Stored entries:
-*-

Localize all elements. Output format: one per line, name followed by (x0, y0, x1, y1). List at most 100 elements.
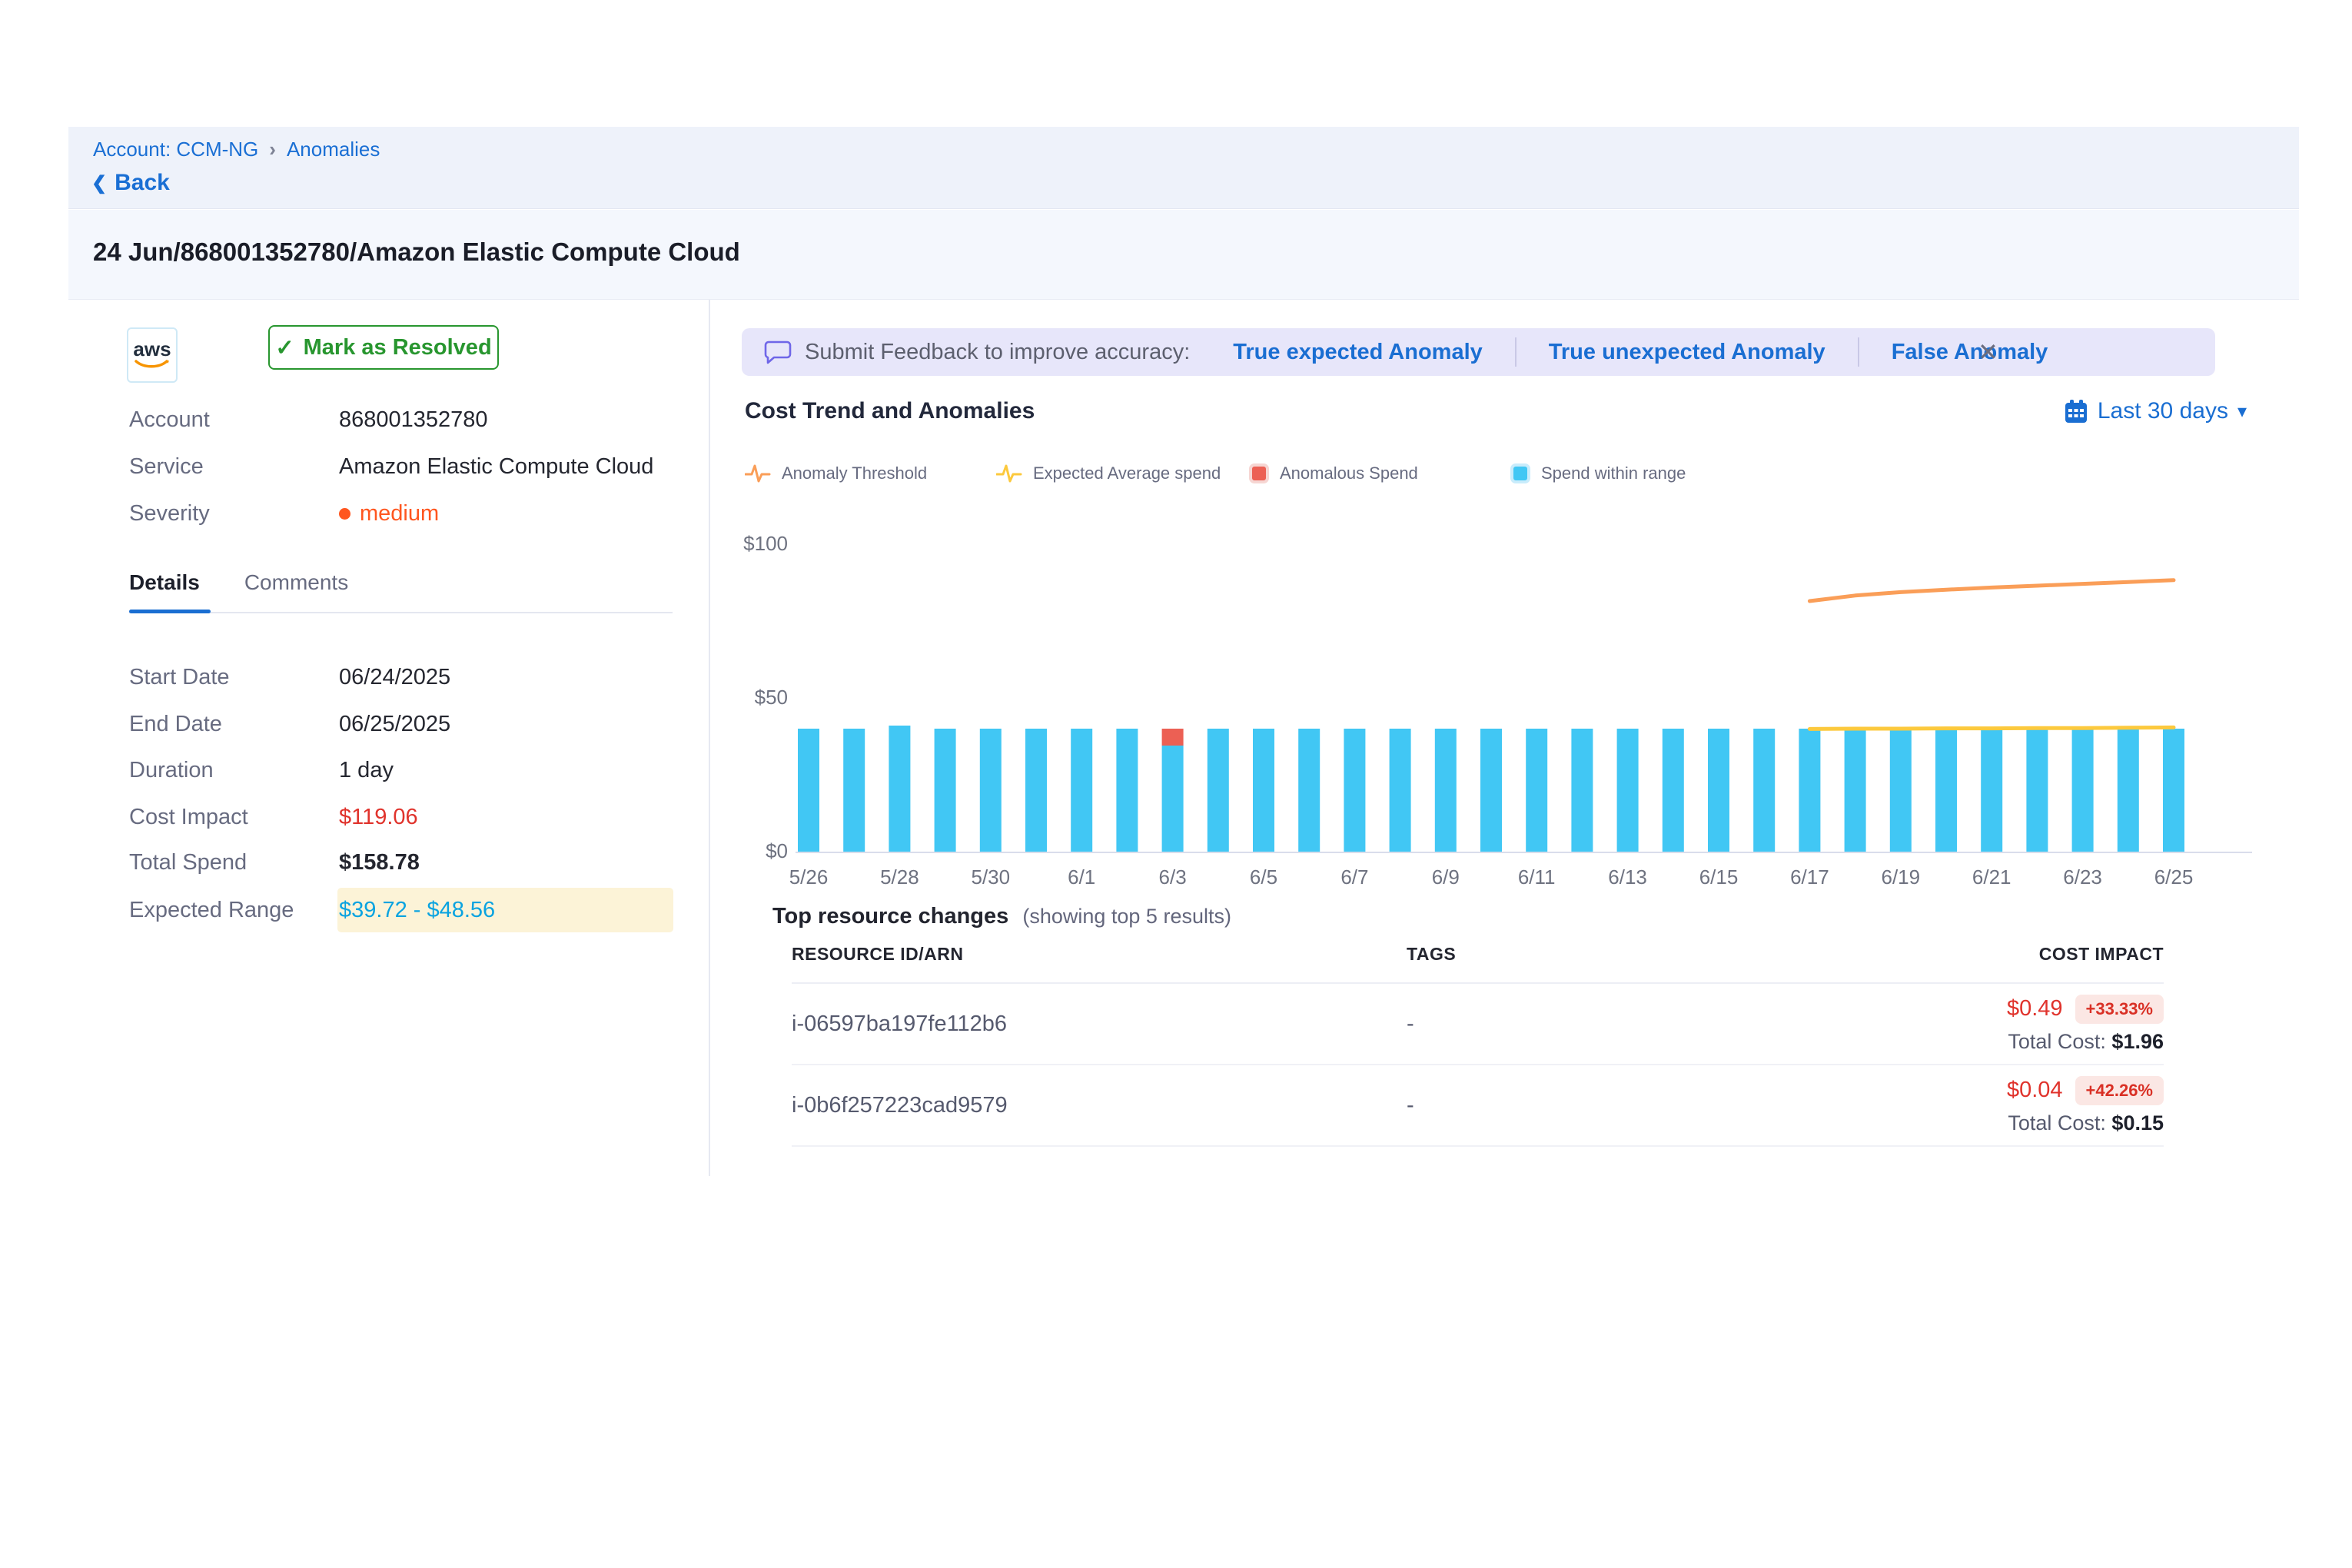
resource-tags: - (1407, 1093, 1837, 1118)
back-chevron-icon: ❮ (91, 172, 107, 194)
legend-label: Expected Average spend (1033, 463, 1221, 483)
bar-6/12[interactable] (1571, 729, 1593, 852)
breadcrumb-strip: Account: CCM-NG › Anomalies ❮ Back (68, 127, 2299, 209)
col-cost-impact: COST IMPACT (1837, 944, 2164, 982)
feedback-option-false-anomaly[interactable]: False Anomaly (1892, 340, 2048, 365)
bar-6/8[interactable] (1390, 729, 1411, 852)
anomaly-detail-panel: Submit Feedback to improve accuracy: Tru… (742, 300, 2260, 1199)
summary-value-severity: medium (339, 501, 439, 527)
check-icon: ✓ (275, 334, 294, 361)
feedback-divider (1858, 337, 1859, 367)
anomaly-summary-panel: aws ✓ Mark as Resolved Account 8680013527… (68, 300, 709, 1199)
feedback-bar: Submit Feedback to improve accuracy: Tru… (742, 328, 2215, 376)
resource-table: RESOURCE ID/ARN TAGS COST IMPACT i-06597… (792, 944, 2164, 1147)
resource-table-subtitle: (showing top 5 results) (1022, 905, 1231, 928)
bar-6/5[interactable] (1253, 729, 1274, 852)
line-anomaly-threshold (1809, 580, 2174, 601)
bar-6/11[interactable] (1526, 729, 1547, 852)
detail-label-end-date: End Date (129, 712, 222, 737)
legend-item-anomaly-threshold: Anomaly Threshold (745, 458, 927, 489)
bar-6/21[interactable] (1981, 729, 2002, 852)
table-row[interactable]: i-06597ba197fe112b6-$0.49+33.33%Total Co… (792, 984, 2164, 1065)
bar-6/14[interactable] (1663, 729, 1684, 852)
x-axis-label: 6/7 (1340, 865, 1368, 889)
detail-value-expected-range: $39.72 - $48.56 (339, 898, 495, 923)
breadcrumb-anomalies-link[interactable]: Anomalies (287, 138, 380, 161)
aws-logo-text: aws (133, 339, 171, 359)
bar-6/18[interactable] (1845, 729, 1866, 852)
summary-label-service: Service (129, 454, 204, 480)
detail-label-total-spend: Total Spend (129, 850, 247, 875)
bar-6/4[interactable] (1208, 729, 1229, 852)
chart-title: Cost Trend and Anomalies (745, 398, 1035, 424)
bar-6/15[interactable] (1708, 729, 1729, 852)
mark-as-resolved-button[interactable]: ✓ Mark as Resolved (268, 325, 499, 370)
page-title: 24 Jun/868001352780/Amazon Elastic Compu… (93, 238, 740, 267)
legend-item-anomalous-spend: Anomalous Spend (1249, 458, 1418, 489)
back-button[interactable]: ❮ Back (91, 170, 170, 196)
impact-total-line: Total Cost: $0.15 (1837, 1111, 2164, 1135)
feedback-option-true-unexpected[interactable]: True unexpected Anomaly (1549, 340, 1825, 365)
x-axis-label: 6/21 (1972, 865, 2011, 889)
detail-value-duration: 1 day (339, 758, 394, 783)
aws-smile-icon (132, 359, 172, 371)
x-axis-label: 6/15 (1699, 865, 1739, 889)
detail-label-expected-range: Expected Range (129, 898, 294, 923)
bar-6/22[interactable] (2026, 729, 2048, 852)
detail-label-start-date: Start Date (129, 665, 230, 690)
legend-swatch-icon (1249, 463, 1269, 483)
bar-5/30[interactable] (980, 729, 1002, 852)
date-range-selector[interactable]: Last 30 days ▾ (2064, 398, 2247, 424)
resource-cost-impact: $0.49+33.33%Total Cost: $1.96 (1837, 995, 2164, 1054)
title-strip: 24 Jun/868001352780/Amazon Elastic Compu… (68, 210, 2299, 300)
impact-amount: $0.49 (2007, 996, 2063, 1022)
detail-value-total-spend: $158.78 (339, 850, 420, 875)
bar-6/13[interactable] (1617, 729, 1639, 852)
table-row[interactable]: i-0b6f257223cad9579-$0.04+42.26%Total Co… (792, 1065, 2164, 1147)
bar-6/16[interactable] (1753, 729, 1775, 852)
chart-header: Cost Trend and Anomalies Last 30 days ▾ (745, 398, 2251, 424)
impact-amount: $0.04 (2007, 1078, 2063, 1103)
bar-5/26[interactable] (798, 729, 819, 852)
bar-5/29[interactable] (935, 729, 956, 852)
bar-6/24[interactable] (2118, 729, 2139, 852)
bar-6/1[interactable] (1071, 729, 1092, 852)
bar-6/9[interactable] (1435, 729, 1457, 852)
x-axis-label: 5/30 (971, 865, 1010, 889)
bar-6/23[interactable] (2072, 729, 2094, 852)
impact-total-value: $1.96 (2111, 1030, 2164, 1053)
feedback-close-icon[interactable]: ✕ (1978, 337, 1998, 367)
bar-5/28[interactable] (889, 726, 910, 852)
severity-dot-icon (339, 508, 350, 520)
bar-6/19[interactable] (1890, 729, 1912, 852)
bar-5/27[interactable] (843, 729, 865, 852)
breadcrumb-account-link[interactable]: Account: CCM-NG (93, 138, 258, 161)
summary-label-severity: Severity (129, 501, 210, 527)
anomalous-bar-6/3[interactable] (1162, 729, 1184, 746)
impact-total-value: $0.15 (2111, 1111, 2164, 1134)
tab-details[interactable]: Details (129, 570, 200, 613)
bar-6/2[interactable] (1116, 729, 1138, 852)
bar-5/31[interactable] (1025, 729, 1047, 852)
aws-logo: aws (127, 327, 178, 383)
summary-value-account: 868001352780 (339, 407, 488, 433)
detail-value-end-date: 06/25/2025 (339, 712, 450, 737)
feedback-option-true-expected[interactable]: True expected Anomaly (1233, 340, 1482, 365)
line-expected-average-spend (1809, 727, 2174, 729)
col-tags: TAGS (1407, 944, 1837, 982)
summary-label-account: Account (129, 407, 210, 433)
bar-6/7[interactable] (1344, 729, 1365, 852)
bar-6/6[interactable] (1298, 729, 1320, 852)
bar-6/10[interactable] (1480, 729, 1502, 852)
bar-6/17[interactable] (1799, 729, 1820, 852)
feedback-divider (1515, 337, 1517, 367)
bar-6/25[interactable] (2163, 729, 2184, 852)
feedback-prompt: Submit Feedback to improve accuracy: (805, 340, 1190, 365)
feedback-bubble-icon (763, 339, 792, 365)
cost-trend-chart[interactable]: $0$50$1005/265/285/306/16/36/56/76/96/11… (742, 523, 2260, 907)
tabs: Details Comments (129, 570, 348, 613)
bar-6/20[interactable] (1935, 729, 1957, 852)
resource-table-title: Top resource changes (772, 904, 1008, 929)
bar-6/3[interactable] (1162, 746, 1184, 852)
tab-comments[interactable]: Comments (244, 570, 348, 613)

-*-

GIVEN INSTRUCTION: Return every row above verbatim, leaving out the pictures.

THE OUTPUT:
Localize all elements. Output format: one per line, name followed by (x0, y0, x1, y1). List at most 100 elements.
resource-tags: - (1407, 1093, 1837, 1118)
back-chevron-icon: ❮ (91, 172, 107, 194)
legend-label: Expected Average spend (1033, 463, 1221, 483)
bar-6/12[interactable] (1571, 729, 1593, 852)
breadcrumb-strip: Account: CCM-NG › Anomalies ❮ Back (68, 127, 2299, 209)
col-cost-impact: COST IMPACT (1837, 944, 2164, 982)
feedback-option-false-anomaly[interactable]: False Anomaly (1892, 340, 2048, 365)
bar-6/8[interactable] (1390, 729, 1411, 852)
anomaly-detail-panel: Submit Feedback to improve accuracy: Tru… (742, 300, 2260, 1199)
summary-value-severity: medium (339, 501, 439, 527)
check-icon: ✓ (275, 334, 294, 361)
feedback-divider (1858, 337, 1859, 367)
anomaly-summary-panel: aws ✓ Mark as Resolved Account 8680013527… (68, 300, 709, 1199)
feedback-bar: Submit Feedback to improve accuracy: Tru… (742, 328, 2215, 376)
resource-table: RESOURCE ID/ARN TAGS COST IMPACT i-06597… (792, 944, 2164, 1147)
resource-table-subtitle: (showing top 5 results) (1022, 905, 1231, 928)
bar-6/5[interactable] (1253, 729, 1274, 852)
line-anomaly-threshold (1809, 580, 2174, 601)
bar-6/11[interactable] (1526, 729, 1547, 852)
detail-label-end-date: End Date (129, 712, 222, 737)
legend-item-anomaly-threshold: Anomaly Threshold (745, 458, 927, 489)
bar-6/21[interactable] (1981, 729, 2002, 852)
table-row[interactable]: i-06597ba197fe112b6-$0.49+33.33%Total Co… (792, 984, 2164, 1065)
bar-6/14[interactable] (1663, 729, 1684, 852)
x-axis-label: 6/7 (1340, 865, 1368, 889)
detail-value-expected-range: $39.72 - $48.56 (339, 898, 495, 923)
breadcrumb-anomalies-link[interactable]: Anomalies (287, 138, 380, 161)
aws-logo-text: aws (133, 339, 171, 359)
bar-6/18[interactable] (1845, 729, 1866, 852)
summary-label-service: Service (129, 454, 204, 480)
detail-label-total-spend: Total Spend (129, 850, 247, 875)
bar-6/4[interactable] (1208, 729, 1229, 852)
chart-title: Cost Trend and Anomalies (745, 398, 1035, 424)
bar-6/15[interactable] (1708, 729, 1729, 852)
mark-as-resolved-button[interactable]: ✓ Mark as Resolved (268, 325, 499, 370)
page-title: 24 Jun/868001352780/Amazon Elastic Compu… (93, 238, 740, 267)
legend-item-anomalous-spend: Anomalous Spend (1249, 458, 1418, 489)
back-button[interactable]: ❮ Back (91, 170, 170, 196)
impact-total-line: Total Cost: $0.15 (1837, 1111, 2164, 1135)
feedback-option-true-unexpected[interactable]: True unexpected Anomaly (1549, 340, 1825, 365)
x-axis-label: 6/21 (1972, 865, 2011, 889)
detail-value-duration: 1 day (339, 758, 394, 783)
aws-smile-icon (132, 359, 172, 371)
x-axis-label: 6/15 (1699, 865, 1739, 889)
detail-label-expected-range: Expected Range (129, 898, 294, 923)
bar-6/22[interactable] (2026, 729, 2048, 852)
detail-label-start-date: Start Date (129, 665, 230, 690)
legend-swatch-icon (1249, 463, 1269, 483)
bar-5/30[interactable] (980, 729, 1002, 852)
date-range-selector[interactable]: Last 30 days ▾ (2064, 398, 2247, 424)
resource-cost-impact: $0.49+33.33%Total Cost: $1.96 (1837, 995, 2164, 1054)
title-strip: 24 Jun/868001352780/Amazon Elastic Compu… (68, 210, 2299, 300)
impact-amount: $0.49 (2007, 996, 2063, 1022)
detail-value-total-spend: $158.78 (339, 850, 420, 875)
bar-6/13[interactable] (1617, 729, 1639, 852)
table-row[interactable]: i-0b6f257223cad9579-$0.04+42.26%Total Co… (792, 1065, 2164, 1147)
bar-6/16[interactable] (1753, 729, 1775, 852)
chart-header: Cost Trend and Anomalies Last 30 days ▾ (745, 398, 2251, 424)
impact-amount: $0.04 (2007, 1078, 2063, 1103)
bar-5/26[interactable] (798, 729, 819, 852)
bar-5/29[interactable] (935, 729, 956, 852)
bar-6/24[interactable] (2118, 729, 2139, 852)
bar-6/1[interactable] (1071, 729, 1092, 852)
bar-6/9[interactable] (1435, 729, 1457, 852)
x-axis-label: 5/30 (971, 865, 1010, 889)
bar-6/23[interactable] (2072, 729, 2094, 852)
impact-total-value: $1.96 (2111, 1030, 2164, 1053)
feedback-close-icon[interactable]: ✕ (1978, 337, 1998, 367)
bar-5/28[interactable] (889, 726, 910, 852)
severity-dot-icon (339, 508, 350, 520)
bar-6/19[interactable] (1890, 729, 1912, 852)
bar-5/27[interactable] (843, 729, 865, 852)
breadcrumb-account-link[interactable]: Account: CCM-NG (93, 138, 258, 161)
summary-label-severity: Severity (129, 501, 210, 527)
anomalous-bar-6/3[interactable] (1162, 729, 1184, 746)
impact-total-value: $0.15 (2111, 1111, 2164, 1134)
tab-details[interactable]: Details (129, 570, 200, 613)
bar-6/2[interactable] (1116, 729, 1138, 852)
bar-5/31[interactable] (1025, 729, 1047, 852)
aws-logo: aws (127, 327, 178, 383)
summary-value-account: 868001352780 (339, 407, 488, 433)
detail-value-end-date: 06/25/2025 (339, 712, 450, 737)
feedback-option-true-expected[interactable]: True expected Anomaly (1233, 340, 1482, 365)
line-expected-average-spend (1809, 727, 2174, 729)
col-tags: TAGS (1407, 944, 1837, 982)
summary-label-account: Account (129, 407, 210, 433)
bar-6/7[interactable] (1344, 729, 1365, 852)
bar-6/6[interactable] (1298, 729, 1320, 852)
bar-6/10[interactable] (1480, 729, 1502, 852)
bar-6/17[interactable] (1799, 729, 1820, 852)
feedback-divider (1515, 337, 1517, 367)
bar-6/25[interactable] (2163, 729, 2184, 852)
feedback-prompt: Submit Feedback to improve accuracy: (805, 340, 1190, 365)
feedback-bubble-icon (763, 339, 792, 365)
cost-trend-chart[interactable]: $0$50$1005/265/285/306/16/36/56/76/96/11… (742, 523, 2260, 907)
tabs: Details Comments (129, 570, 348, 613)
bar-6/20[interactable] (1935, 729, 1957, 852)
resource-table-title: Top resource changes (772, 904, 1008, 929)
bar-6/3[interactable] (1162, 746, 1184, 852)
tab-comments[interactable]: Comments (244, 570, 348, 613)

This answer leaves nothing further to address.